##### Entries shown
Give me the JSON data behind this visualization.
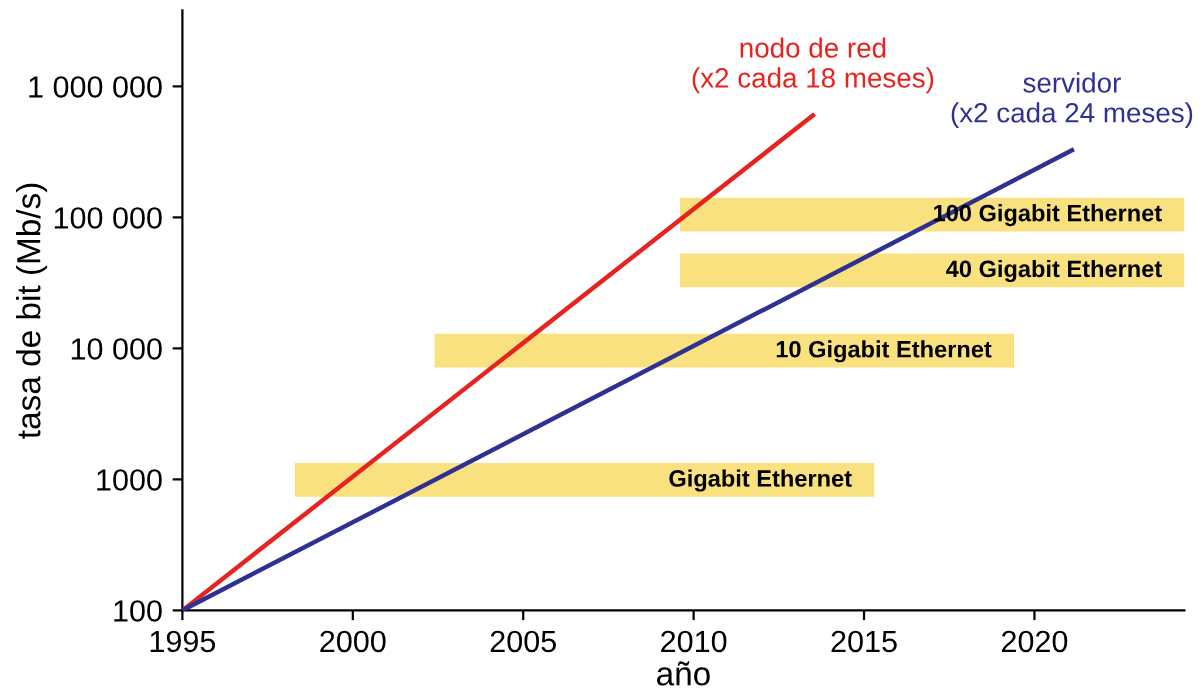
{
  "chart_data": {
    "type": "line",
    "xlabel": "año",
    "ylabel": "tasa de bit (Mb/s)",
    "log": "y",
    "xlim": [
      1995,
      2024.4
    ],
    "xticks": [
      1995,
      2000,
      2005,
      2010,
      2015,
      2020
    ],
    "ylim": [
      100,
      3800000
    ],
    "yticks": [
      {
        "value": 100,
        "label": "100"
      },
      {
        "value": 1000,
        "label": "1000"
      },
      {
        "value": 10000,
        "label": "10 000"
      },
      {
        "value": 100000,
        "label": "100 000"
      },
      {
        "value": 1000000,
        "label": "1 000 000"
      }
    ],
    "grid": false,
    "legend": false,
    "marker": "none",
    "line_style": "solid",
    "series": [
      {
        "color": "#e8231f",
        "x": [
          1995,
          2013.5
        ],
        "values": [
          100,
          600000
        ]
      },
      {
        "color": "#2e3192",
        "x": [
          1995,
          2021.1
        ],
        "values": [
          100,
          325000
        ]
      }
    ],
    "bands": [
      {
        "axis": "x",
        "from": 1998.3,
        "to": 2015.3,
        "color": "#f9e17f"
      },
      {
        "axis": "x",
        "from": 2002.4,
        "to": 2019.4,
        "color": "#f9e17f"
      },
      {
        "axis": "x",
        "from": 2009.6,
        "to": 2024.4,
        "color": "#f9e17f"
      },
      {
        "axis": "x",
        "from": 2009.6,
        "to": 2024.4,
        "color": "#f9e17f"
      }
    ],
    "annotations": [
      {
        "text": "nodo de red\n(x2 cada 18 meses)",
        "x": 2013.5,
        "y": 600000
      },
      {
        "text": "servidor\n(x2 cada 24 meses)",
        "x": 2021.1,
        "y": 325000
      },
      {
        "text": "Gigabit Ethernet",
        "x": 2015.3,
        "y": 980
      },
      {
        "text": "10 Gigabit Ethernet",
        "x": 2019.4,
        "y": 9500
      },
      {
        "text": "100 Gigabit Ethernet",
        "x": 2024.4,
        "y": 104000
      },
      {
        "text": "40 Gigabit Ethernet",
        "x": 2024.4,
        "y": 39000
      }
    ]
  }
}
##########
##### Entries shown
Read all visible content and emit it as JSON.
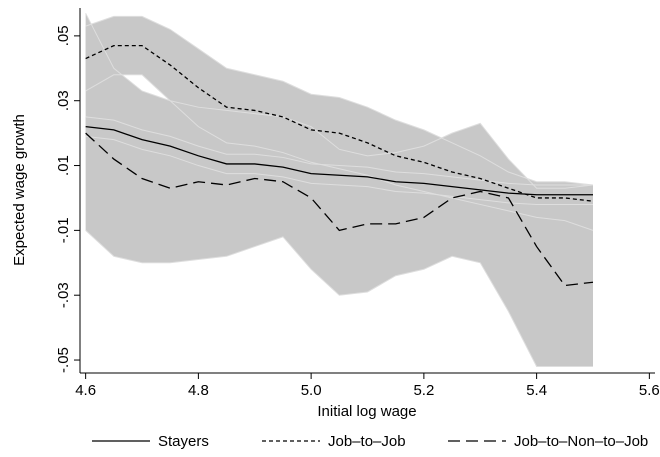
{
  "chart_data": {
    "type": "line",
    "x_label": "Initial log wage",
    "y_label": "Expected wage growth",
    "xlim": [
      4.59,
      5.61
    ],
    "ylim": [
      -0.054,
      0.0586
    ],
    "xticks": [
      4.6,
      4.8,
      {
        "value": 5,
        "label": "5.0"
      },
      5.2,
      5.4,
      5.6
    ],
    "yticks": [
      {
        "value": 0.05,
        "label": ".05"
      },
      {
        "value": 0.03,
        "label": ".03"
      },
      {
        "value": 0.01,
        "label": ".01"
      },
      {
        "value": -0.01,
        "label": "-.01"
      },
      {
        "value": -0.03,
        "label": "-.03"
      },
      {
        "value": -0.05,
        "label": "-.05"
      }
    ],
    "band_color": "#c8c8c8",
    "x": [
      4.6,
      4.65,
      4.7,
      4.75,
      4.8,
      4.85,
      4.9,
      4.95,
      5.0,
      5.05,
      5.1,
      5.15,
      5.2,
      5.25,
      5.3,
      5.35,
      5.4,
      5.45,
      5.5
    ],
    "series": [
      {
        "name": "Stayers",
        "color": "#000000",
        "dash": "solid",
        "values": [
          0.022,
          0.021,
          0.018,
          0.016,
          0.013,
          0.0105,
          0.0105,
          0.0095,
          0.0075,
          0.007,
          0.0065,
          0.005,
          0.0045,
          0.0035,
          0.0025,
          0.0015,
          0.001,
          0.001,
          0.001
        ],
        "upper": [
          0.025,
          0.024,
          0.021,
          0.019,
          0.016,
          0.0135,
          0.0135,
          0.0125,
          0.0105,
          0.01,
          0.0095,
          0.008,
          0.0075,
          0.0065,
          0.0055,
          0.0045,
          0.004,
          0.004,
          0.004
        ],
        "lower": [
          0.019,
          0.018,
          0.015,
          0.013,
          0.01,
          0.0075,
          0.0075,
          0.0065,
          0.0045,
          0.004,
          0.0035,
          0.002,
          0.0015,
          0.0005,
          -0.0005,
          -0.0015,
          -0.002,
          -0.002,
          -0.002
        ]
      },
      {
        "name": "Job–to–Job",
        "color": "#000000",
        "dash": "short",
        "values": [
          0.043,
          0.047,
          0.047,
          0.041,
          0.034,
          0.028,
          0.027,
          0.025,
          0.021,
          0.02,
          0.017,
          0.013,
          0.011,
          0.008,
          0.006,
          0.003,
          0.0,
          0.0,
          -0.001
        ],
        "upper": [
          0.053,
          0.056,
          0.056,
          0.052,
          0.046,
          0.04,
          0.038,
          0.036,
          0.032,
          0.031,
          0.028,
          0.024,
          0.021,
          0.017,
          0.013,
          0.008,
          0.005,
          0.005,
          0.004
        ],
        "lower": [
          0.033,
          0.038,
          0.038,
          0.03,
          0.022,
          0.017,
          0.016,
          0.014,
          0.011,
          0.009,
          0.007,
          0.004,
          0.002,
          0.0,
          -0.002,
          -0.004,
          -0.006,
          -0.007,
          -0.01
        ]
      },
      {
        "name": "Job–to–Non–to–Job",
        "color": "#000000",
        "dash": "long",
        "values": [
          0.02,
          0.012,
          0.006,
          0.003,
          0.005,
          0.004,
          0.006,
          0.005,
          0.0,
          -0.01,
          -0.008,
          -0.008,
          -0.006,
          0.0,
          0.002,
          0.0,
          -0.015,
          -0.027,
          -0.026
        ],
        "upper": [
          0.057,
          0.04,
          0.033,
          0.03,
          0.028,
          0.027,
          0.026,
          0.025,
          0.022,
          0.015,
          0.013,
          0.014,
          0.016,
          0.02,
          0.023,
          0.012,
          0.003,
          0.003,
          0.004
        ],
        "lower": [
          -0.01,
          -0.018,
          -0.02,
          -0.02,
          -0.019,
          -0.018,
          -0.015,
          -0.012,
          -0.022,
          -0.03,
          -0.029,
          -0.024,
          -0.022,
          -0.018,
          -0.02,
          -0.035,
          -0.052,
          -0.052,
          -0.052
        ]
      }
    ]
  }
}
##########
##### Entries shown
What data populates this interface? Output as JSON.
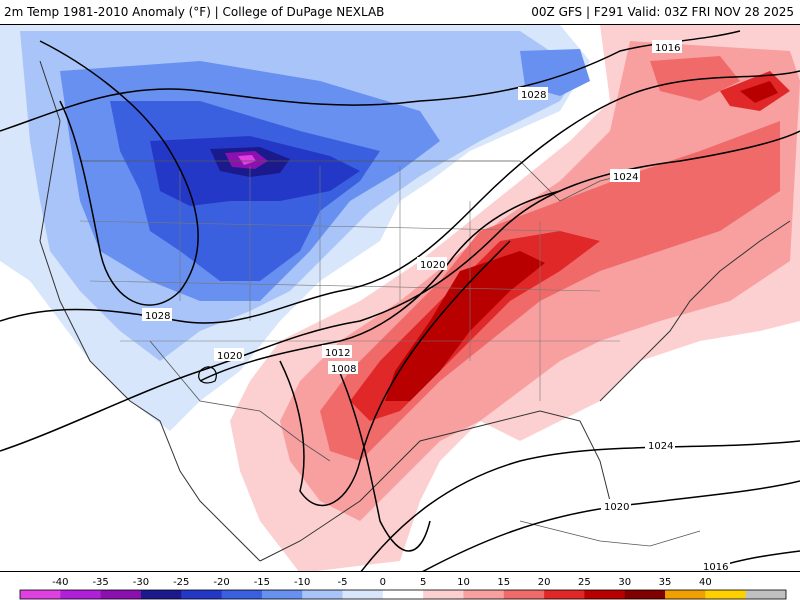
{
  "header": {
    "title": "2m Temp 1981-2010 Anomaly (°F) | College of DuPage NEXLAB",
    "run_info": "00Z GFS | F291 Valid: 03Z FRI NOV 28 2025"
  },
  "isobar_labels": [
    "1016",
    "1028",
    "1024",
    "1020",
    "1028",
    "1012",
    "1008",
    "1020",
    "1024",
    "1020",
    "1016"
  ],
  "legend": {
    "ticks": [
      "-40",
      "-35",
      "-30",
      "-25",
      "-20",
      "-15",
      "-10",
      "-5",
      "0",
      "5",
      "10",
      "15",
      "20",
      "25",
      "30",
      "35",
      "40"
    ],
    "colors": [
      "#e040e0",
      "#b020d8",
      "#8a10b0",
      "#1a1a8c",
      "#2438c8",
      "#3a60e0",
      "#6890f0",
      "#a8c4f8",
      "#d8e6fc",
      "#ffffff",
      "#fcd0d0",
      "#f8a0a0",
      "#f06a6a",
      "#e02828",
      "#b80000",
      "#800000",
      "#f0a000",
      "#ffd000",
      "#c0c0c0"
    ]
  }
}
##########
Exercise description. Pick out each line containing the string "meses" and copy it.

Solution to the exercise.
        "text": "nodo de red\n(x2 cada 18 meses)",
        "text": "servidor\n(x2 cada 24 meses)",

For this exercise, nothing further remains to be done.